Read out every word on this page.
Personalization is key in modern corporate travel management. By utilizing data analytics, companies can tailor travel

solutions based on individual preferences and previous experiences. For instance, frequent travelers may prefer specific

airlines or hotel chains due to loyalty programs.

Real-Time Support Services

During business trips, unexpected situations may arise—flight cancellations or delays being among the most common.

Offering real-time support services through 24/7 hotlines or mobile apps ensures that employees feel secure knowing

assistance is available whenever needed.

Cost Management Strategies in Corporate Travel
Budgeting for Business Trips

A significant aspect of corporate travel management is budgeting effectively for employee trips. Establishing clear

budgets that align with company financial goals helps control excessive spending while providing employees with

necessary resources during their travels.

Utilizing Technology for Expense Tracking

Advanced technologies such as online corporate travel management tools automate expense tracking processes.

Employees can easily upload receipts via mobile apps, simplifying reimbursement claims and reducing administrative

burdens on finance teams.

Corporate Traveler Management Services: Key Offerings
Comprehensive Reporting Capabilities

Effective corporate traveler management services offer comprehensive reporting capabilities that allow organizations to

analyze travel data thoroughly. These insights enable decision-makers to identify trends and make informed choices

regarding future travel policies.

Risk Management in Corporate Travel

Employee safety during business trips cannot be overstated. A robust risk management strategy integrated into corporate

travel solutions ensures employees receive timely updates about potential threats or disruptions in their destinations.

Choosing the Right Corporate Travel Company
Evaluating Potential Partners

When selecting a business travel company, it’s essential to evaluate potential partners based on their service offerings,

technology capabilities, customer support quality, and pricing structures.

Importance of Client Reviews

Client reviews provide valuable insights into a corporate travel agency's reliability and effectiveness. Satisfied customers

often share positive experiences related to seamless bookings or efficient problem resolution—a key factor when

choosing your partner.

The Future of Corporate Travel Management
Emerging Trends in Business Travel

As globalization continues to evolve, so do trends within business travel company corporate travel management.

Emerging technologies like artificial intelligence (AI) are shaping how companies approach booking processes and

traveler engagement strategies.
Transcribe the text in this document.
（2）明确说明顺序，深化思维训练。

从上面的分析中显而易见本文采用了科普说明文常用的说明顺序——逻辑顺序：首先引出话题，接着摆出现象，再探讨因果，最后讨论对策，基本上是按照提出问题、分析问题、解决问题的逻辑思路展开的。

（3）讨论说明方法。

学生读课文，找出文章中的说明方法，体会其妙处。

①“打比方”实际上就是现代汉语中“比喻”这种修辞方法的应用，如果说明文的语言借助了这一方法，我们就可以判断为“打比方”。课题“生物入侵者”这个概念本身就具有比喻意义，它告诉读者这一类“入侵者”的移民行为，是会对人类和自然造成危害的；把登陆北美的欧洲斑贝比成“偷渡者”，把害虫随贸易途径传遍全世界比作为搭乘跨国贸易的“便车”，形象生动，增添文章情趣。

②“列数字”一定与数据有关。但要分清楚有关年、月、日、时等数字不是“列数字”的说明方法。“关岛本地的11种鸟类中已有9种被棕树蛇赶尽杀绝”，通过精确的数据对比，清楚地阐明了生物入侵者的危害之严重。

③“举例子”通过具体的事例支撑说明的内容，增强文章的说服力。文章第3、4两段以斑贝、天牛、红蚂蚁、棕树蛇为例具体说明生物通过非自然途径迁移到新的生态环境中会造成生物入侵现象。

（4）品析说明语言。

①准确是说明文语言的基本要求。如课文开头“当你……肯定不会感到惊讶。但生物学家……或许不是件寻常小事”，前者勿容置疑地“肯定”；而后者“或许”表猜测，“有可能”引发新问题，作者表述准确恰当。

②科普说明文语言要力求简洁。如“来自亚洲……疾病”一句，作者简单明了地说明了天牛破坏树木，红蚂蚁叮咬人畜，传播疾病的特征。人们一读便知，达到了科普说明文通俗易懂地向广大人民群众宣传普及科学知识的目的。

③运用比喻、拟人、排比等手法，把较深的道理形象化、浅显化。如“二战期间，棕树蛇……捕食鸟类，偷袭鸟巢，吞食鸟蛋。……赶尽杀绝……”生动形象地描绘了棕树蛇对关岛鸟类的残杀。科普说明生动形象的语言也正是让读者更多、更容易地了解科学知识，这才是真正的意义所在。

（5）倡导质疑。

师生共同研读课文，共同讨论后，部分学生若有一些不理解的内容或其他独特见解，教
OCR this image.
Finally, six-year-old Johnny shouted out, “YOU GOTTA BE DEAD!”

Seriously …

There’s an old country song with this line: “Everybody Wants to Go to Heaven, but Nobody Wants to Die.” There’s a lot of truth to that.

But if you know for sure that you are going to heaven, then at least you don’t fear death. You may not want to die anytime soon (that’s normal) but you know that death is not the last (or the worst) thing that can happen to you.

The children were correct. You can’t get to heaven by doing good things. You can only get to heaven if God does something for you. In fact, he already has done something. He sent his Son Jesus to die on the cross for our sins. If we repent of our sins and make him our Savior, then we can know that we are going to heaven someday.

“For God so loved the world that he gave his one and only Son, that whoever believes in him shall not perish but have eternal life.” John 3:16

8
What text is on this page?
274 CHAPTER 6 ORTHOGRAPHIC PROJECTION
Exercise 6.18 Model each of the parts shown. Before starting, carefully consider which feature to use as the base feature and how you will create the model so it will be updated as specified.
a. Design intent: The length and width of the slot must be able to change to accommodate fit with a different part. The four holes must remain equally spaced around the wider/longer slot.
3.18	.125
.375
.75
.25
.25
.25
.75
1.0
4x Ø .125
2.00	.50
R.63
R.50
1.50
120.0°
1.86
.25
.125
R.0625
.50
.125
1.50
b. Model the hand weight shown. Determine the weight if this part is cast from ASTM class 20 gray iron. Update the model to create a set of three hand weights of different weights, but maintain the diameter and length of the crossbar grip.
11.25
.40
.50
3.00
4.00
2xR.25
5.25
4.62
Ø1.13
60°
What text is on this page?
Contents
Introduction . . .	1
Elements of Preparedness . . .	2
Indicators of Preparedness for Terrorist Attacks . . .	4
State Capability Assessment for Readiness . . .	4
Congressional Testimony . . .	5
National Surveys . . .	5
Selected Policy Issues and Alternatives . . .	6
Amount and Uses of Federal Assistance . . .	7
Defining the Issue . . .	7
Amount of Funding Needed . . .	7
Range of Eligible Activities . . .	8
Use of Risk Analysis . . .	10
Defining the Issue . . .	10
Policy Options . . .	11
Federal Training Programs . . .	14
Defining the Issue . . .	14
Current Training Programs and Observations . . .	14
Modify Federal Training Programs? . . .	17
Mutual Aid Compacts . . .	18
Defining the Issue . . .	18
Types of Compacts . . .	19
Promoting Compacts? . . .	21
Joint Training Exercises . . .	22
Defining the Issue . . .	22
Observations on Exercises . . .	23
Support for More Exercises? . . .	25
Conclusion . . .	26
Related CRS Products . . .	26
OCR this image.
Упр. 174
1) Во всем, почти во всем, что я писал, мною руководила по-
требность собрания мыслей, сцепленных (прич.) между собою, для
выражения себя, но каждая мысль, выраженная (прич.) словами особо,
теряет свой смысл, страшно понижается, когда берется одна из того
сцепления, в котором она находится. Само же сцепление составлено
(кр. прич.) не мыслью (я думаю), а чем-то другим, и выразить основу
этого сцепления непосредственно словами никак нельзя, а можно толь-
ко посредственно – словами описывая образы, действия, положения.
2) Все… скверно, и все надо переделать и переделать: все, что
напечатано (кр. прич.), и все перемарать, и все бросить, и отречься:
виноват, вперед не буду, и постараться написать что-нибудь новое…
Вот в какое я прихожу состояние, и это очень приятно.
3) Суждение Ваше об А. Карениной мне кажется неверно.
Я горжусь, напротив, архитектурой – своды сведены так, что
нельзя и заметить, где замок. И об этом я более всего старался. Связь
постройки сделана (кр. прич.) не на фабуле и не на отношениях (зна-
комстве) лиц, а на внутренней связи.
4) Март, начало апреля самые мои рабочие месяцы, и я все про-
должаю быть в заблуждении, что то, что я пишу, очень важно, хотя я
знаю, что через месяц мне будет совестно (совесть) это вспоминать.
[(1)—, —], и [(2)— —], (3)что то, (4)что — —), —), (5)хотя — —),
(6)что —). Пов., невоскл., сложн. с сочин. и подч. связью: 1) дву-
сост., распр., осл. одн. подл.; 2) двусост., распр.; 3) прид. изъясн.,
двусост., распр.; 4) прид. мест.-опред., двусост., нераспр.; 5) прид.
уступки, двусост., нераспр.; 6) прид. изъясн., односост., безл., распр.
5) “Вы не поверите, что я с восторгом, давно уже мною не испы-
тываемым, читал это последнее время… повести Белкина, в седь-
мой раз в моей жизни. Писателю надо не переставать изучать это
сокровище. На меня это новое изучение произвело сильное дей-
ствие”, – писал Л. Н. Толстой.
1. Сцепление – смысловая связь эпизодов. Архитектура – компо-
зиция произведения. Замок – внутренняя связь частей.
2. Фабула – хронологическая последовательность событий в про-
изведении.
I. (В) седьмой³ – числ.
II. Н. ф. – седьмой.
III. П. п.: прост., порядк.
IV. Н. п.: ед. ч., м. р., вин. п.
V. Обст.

***

REQUIRED TASK. Check each line in the listing above for the string "processes", then report how many lines contain it, with no other text.

SOLUTION TO THE EXERCISE. 2